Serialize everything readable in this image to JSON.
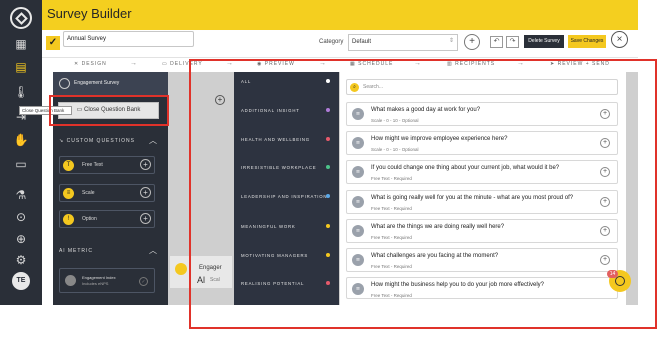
{
  "app": {
    "title": "Survey Builder"
  },
  "toolbar": {
    "survey_name": "Annual Survey",
    "category_label": "Category",
    "category_value": "Default",
    "delete_label": "Delete Survey",
    "save_label": "Save Changes"
  },
  "steps": [
    {
      "label": "DESIGN"
    },
    {
      "label": "DELIVERY"
    },
    {
      "label": "PREVIEW"
    },
    {
      "label": "SCHEDULE"
    },
    {
      "label": "RECIPIENTS"
    },
    {
      "label": "REVIEW + SEND"
    }
  ],
  "design_panel": {
    "header": "Engagement Survey",
    "close_bank_label": "Close Question Bank",
    "tooltip": "Close Question Bank",
    "custom_heading": "CUSTOM QUESTIONS",
    "types": [
      {
        "label": "Free Text",
        "icon": "text-icon"
      },
      {
        "label": "Scale",
        "icon": "scale-icon"
      },
      {
        "label": "Option",
        "icon": "option-icon"
      }
    ],
    "metric_heading": "METRIC",
    "metric_name": "Engagement Index",
    "metric_sub": "Includes eNPS"
  },
  "canvas": {
    "card_title": "Engager",
    "card_sub": "Scal"
  },
  "categories": [
    {
      "label": "ALL",
      "color": "#ffffff"
    },
    {
      "label": "ADDITIONAL INSIGHT",
      "color": "#b07cd8"
    },
    {
      "label": "HEALTH AND WELLBEING",
      "color": "#e65a6b"
    },
    {
      "label": "IRRESISTIBLE WORKPLACE",
      "color": "#4cc38a"
    },
    {
      "label": "LEADERSHIP AND INSPIRATION",
      "color": "#5aa8e8"
    },
    {
      "label": "MEANINGFUL WORK",
      "color": "#f4c81f"
    },
    {
      "label": "MOTIVATING MANAGERS",
      "color": "#f4c81f"
    },
    {
      "label": "REALISING POTENTIAL",
      "color": "#e65a6b"
    }
  ],
  "search": {
    "placeholder": "Search..."
  },
  "questions": [
    {
      "text": "What makes a good day at work for you?",
      "sub": "Scale - 0 - 10 - Optional"
    },
    {
      "text": "How might we improve employee experience here?",
      "sub": "Scale - 0 - 10 - Optional"
    },
    {
      "text": "If you could change one thing about your current job, what would it be?",
      "sub": "Free Text - Required"
    },
    {
      "text": "What is going really well for you at the minute - what are you most proud of?",
      "sub": "Free Text - Required"
    },
    {
      "text": "What are the things we are doing really well here?",
      "sub": "Free Text - Required"
    },
    {
      "text": "What challenges are you facing at the moment?",
      "sub": "Free Text - Required"
    },
    {
      "text": "How might the business help you to do your job more effectively?",
      "sub": "Free Text - Required"
    }
  ],
  "badge": {
    "count": "14"
  }
}
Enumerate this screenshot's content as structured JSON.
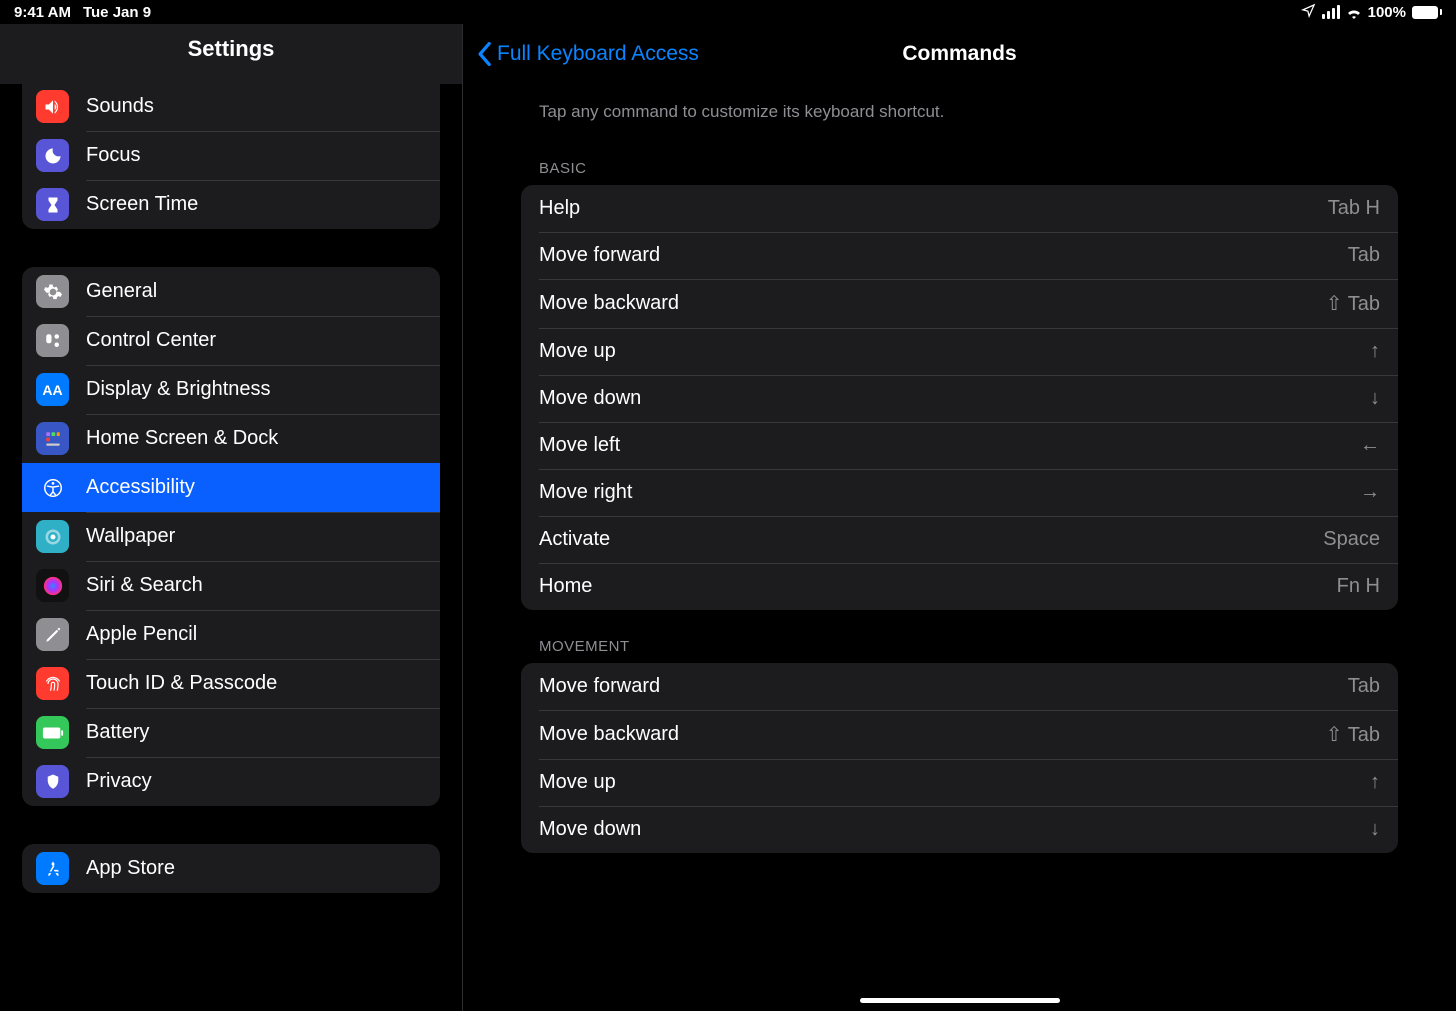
▬▬▬▬▬▬
- INSTRUCTION -
Reproduce the listing above exactly, excluding all pictures.

- ANSWER TO THIS TASK -
Serialize everything readable in this image to JSON.
{
  "app": {
    "title": "Survey Builder"
  },
  "toolbar": {
    "survey_name": "Annual Survey",
    "category_label": "Category",
    "category_value": "Default",
    "delete_label": "Delete Survey",
    "save_label": "Save Changes"
  },
  "steps": [
    {
      "label": "DESIGN"
    },
    {
      "label": "DELIVERY"
    },
    {
      "label": "PREVIEW"
    },
    {
      "label": "SCHEDULE"
    },
    {
      "label": "RECIPIENTS"
    },
    {
      "label": "REVIEW + SEND"
    }
  ],
  "design_panel": {
    "header": "Engagement Survey",
    "close_bank_label": "Close Question Bank",
    "tooltip": "Close Question Bank",
    "custom_heading": "CUSTOM QUESTIONS",
    "types": [
      {
        "label": "Free Text",
        "icon": "text-icon"
      },
      {
        "label": "Scale",
        "icon": "scale-icon"
      },
      {
        "label": "Option",
        "icon": "option-icon"
      }
    ],
    "metric_heading": "METRIC",
    "metric_name": "Engagement Index",
    "metric_sub": "Includes eNPS"
  },
  "canvas": {
    "card_title": "Engager",
    "card_sub": "Scal"
  },
  "categories": [
    {
      "label": "ALL",
      "color": "#ffffff"
    },
    {
      "label": "ADDITIONAL INSIGHT",
      "color": "#b07cd8"
    },
    {
      "label": "HEALTH AND WELLBEING",
      "color": "#e65a6b"
    },
    {
      "label": "IRRESISTIBLE WORKPLACE",
      "color": "#4cc38a"
    },
    {
      "label": "LEADERSHIP AND INSPIRATION",
      "color": "#5aa8e8"
    },
    {
      "label": "MEANINGFUL WORK",
      "color": "#f4c81f"
    },
    {
      "label": "MOTIVATING MANAGERS",
      "color": "#f4c81f"
    },
    {
      "label": "REALISING POTENTIAL",
      "color": "#e65a6b"
    }
  ],
  "search": {
    "placeholder": "Search..."
  },
  "questions": [
    {
      "text": "What makes a good day at work for you?",
      "sub": "Scale - 0 - 10 - Optional"
    },
    {
      "text": "How might we improve employee experience here?",
      "sub": "Scale - 0 - 10 - Optional"
    },
    {
      "text": "If you could change one thing about your current job, what would it be?",
      "sub": "Free Text - Required"
    },
    {
      "text": "What is going really well for you at the minute - what are you most proud of?",
      "sub": "Free Text - Required"
    },
    {
      "text": "What are the things we are doing really well here?",
      "sub": "Free Text - Required"
    },
    {
      "text": "What challenges are you facing at the moment?",
      "sub": "Free Text - Required"
    },
    {
      "text": "How might the business help you to do your job more effectively?",
      "sub": "Free Text - Required"
    }
  ],
  "badge": {
    "count": "14"
  }
}
Enumerate this screenshot's content as structured JSON.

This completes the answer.